--- START ---
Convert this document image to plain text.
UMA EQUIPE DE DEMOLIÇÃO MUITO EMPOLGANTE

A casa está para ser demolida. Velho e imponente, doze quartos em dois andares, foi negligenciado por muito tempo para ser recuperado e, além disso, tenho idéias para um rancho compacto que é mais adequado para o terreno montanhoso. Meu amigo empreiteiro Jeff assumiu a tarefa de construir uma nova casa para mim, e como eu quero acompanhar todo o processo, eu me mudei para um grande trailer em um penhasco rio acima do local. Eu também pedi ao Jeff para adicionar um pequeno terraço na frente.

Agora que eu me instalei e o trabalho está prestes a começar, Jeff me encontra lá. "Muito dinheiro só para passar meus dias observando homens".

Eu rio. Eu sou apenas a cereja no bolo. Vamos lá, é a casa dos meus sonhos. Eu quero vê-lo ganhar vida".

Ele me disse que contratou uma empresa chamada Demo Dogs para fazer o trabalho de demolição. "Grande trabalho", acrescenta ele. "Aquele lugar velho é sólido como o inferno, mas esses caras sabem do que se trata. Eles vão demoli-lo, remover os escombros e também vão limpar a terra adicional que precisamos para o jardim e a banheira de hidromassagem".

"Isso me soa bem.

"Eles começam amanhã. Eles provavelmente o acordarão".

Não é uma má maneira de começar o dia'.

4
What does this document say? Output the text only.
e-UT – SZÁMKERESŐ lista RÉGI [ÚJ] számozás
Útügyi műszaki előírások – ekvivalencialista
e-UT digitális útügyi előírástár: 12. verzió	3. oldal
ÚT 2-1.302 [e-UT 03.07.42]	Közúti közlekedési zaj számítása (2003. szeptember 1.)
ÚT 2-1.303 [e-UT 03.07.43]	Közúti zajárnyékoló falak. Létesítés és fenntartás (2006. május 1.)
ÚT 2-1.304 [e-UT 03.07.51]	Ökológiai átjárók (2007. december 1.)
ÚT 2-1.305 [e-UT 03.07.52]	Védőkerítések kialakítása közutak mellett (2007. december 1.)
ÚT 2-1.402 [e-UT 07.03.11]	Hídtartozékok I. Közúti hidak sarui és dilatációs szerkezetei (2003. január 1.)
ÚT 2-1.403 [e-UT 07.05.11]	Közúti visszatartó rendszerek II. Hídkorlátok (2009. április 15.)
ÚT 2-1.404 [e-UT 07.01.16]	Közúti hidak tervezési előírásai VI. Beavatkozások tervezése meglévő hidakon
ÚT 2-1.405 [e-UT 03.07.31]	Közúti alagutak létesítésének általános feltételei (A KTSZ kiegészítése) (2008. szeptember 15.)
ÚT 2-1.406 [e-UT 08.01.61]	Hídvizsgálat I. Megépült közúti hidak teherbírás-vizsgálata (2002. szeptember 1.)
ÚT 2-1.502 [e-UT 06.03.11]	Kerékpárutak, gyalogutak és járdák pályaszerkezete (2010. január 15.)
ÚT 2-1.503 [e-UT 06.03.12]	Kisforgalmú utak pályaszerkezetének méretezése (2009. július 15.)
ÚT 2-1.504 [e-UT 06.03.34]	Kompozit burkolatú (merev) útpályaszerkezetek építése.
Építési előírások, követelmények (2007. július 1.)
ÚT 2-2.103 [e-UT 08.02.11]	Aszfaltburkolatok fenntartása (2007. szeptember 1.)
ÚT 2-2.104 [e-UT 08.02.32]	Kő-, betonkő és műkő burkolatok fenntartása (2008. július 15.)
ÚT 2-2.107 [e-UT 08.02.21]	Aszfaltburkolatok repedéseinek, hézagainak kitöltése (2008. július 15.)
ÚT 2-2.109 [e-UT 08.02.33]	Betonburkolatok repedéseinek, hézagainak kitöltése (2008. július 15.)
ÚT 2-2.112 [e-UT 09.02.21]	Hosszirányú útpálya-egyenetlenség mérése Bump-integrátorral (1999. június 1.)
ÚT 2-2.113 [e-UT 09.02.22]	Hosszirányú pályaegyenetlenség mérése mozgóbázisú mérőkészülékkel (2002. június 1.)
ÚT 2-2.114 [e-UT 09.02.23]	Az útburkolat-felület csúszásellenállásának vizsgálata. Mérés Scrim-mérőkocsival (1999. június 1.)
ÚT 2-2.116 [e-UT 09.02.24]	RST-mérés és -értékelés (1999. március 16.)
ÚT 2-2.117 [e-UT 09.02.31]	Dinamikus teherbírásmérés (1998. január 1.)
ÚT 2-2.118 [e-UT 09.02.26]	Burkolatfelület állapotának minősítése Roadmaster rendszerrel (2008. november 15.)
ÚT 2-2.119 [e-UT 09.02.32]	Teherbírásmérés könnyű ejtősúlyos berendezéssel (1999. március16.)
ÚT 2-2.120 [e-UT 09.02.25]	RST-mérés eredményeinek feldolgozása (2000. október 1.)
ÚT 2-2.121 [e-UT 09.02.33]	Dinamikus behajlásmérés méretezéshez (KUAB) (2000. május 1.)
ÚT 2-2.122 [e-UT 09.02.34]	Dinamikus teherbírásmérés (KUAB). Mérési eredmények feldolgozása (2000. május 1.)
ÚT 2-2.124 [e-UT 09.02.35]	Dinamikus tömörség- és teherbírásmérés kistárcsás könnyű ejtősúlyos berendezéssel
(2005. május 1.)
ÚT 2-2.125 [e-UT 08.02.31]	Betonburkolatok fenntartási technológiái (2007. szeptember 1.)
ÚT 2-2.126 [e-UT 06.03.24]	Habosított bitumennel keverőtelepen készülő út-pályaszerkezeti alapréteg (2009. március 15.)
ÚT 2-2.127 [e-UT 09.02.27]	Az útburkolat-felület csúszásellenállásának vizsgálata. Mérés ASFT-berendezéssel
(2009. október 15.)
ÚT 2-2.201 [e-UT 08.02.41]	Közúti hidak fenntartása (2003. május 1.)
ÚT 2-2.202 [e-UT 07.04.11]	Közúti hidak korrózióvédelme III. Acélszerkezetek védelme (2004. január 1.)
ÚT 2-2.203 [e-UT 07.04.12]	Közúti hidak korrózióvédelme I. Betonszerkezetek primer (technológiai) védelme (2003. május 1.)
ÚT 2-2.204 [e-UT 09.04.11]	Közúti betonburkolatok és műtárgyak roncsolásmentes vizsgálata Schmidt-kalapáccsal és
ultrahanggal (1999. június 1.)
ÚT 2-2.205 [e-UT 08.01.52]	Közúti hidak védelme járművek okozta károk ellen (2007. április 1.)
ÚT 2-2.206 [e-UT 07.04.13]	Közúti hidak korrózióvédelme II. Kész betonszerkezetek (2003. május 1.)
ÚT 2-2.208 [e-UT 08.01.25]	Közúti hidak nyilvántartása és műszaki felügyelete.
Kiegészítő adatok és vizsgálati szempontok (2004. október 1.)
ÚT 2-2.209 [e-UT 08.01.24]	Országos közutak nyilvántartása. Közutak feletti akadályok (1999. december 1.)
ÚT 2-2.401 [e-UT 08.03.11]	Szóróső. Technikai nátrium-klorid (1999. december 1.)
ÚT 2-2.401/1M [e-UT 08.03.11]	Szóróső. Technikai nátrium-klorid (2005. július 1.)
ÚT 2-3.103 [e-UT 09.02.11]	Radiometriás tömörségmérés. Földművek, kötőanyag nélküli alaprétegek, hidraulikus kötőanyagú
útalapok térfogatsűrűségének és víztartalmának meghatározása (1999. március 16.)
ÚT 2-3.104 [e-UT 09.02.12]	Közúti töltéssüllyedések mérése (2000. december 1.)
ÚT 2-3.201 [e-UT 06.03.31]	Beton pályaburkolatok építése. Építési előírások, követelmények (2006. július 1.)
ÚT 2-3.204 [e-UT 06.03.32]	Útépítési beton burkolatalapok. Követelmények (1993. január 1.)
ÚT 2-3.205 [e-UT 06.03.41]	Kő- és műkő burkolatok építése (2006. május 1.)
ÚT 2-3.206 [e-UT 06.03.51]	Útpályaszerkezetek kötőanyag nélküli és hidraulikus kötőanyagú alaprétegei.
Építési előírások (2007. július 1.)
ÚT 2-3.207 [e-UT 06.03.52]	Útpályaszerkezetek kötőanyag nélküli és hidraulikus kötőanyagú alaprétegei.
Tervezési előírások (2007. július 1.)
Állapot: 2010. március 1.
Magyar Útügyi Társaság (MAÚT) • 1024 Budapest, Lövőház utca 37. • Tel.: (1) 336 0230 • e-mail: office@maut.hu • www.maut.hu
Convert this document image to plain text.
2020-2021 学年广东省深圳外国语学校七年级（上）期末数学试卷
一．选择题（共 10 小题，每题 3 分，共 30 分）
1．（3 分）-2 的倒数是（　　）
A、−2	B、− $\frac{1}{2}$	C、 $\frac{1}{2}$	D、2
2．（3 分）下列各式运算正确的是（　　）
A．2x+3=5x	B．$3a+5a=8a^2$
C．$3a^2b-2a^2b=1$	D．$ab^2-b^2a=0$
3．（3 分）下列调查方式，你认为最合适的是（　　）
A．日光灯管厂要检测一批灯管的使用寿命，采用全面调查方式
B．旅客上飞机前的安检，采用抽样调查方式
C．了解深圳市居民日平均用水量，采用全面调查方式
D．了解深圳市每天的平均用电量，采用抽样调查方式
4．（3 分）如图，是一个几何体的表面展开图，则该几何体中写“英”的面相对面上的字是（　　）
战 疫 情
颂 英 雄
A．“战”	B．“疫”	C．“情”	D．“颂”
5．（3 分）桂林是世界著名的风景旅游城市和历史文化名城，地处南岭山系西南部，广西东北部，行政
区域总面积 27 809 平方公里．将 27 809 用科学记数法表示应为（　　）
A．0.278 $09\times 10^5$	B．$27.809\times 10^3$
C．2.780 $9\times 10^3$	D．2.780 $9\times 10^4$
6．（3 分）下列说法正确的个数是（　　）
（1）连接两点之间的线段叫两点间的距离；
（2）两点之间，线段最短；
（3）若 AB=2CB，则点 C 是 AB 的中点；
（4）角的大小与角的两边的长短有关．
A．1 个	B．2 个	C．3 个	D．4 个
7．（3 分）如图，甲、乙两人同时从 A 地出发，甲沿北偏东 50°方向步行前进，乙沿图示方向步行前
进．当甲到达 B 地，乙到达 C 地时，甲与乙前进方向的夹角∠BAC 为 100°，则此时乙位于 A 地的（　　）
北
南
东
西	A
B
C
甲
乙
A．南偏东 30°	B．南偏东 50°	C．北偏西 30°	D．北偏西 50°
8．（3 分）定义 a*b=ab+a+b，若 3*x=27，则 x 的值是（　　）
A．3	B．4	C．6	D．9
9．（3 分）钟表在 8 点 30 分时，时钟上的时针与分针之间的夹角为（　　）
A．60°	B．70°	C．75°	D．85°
--- END ---
Required work:
Pull out all lines containing the word "fenntartása" from the entries above.

The completed task:
ÚT 2-2.103 [e-UT 08.02.11]	Aszfaltburkolatok fenntartása (2007. szeptember 1.)
ÚT 2-2.104 [e-UT 08.02.32]	Kő-, betonkő és műkő burkolatok fenntartása (2008. július 15.)
ÚT 2-2.201 [e-UT 08.02.41]	Közúti hidak fenntartása (2003. május 1.)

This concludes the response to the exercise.